Exercise aim: Give the number of lines in the data that hold the word "Tradeoff", and nothing else.

Figure data in JSON:
════════════════

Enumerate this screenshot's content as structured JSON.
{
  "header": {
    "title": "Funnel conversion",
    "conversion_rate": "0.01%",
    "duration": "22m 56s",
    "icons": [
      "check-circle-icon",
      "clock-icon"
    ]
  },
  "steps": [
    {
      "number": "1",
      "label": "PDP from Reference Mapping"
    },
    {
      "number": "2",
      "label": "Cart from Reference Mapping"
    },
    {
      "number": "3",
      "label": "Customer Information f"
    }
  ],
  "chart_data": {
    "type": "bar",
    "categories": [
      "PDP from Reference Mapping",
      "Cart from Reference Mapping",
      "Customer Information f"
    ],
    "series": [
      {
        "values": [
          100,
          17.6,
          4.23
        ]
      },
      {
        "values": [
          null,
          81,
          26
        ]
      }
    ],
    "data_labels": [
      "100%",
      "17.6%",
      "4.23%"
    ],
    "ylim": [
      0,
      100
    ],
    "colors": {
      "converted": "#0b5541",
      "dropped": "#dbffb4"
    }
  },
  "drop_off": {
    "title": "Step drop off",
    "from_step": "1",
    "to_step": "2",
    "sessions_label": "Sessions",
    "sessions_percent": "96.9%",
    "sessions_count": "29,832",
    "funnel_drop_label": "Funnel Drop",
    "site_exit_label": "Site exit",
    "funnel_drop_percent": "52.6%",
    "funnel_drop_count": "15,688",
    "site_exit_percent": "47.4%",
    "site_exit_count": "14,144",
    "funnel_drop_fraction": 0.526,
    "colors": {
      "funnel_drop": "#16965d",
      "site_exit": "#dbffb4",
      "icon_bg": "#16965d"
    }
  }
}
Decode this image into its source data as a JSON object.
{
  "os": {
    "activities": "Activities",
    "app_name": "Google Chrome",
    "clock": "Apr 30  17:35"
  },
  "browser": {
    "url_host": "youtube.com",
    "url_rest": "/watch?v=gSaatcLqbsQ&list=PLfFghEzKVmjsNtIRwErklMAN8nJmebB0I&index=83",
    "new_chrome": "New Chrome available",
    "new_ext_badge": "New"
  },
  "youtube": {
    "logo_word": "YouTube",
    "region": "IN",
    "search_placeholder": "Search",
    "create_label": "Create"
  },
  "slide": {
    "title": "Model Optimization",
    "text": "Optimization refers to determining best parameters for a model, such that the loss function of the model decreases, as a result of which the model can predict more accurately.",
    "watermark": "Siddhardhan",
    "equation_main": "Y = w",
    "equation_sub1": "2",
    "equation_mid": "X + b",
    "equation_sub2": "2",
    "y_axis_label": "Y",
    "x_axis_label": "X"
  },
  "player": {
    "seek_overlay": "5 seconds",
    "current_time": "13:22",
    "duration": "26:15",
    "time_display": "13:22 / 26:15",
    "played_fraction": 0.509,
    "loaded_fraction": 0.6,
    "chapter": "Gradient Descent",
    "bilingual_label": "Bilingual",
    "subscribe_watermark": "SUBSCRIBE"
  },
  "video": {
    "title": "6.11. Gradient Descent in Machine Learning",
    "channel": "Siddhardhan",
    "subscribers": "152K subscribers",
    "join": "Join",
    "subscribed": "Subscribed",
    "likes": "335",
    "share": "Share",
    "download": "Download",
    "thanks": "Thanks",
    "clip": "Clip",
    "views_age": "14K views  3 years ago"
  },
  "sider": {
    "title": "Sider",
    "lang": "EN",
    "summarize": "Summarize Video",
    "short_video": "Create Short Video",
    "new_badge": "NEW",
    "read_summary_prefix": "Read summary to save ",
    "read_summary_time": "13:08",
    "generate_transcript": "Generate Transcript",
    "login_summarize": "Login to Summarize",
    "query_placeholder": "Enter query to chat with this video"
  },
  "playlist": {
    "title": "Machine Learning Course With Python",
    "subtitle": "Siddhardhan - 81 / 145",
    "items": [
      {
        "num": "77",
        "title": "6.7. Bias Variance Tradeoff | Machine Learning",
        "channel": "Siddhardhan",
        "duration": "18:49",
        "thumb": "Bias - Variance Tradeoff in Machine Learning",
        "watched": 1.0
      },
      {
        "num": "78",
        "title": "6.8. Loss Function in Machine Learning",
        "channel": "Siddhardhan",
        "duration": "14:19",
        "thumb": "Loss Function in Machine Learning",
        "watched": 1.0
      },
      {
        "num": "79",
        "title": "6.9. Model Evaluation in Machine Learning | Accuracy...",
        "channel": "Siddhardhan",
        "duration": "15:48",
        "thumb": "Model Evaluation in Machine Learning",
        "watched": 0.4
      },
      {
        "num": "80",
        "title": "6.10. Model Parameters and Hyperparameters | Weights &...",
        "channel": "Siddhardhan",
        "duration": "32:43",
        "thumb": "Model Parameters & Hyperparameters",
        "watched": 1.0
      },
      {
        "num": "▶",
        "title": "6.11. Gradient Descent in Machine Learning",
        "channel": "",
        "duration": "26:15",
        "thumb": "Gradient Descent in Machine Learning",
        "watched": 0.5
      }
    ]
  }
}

════════════════

Complete response: 2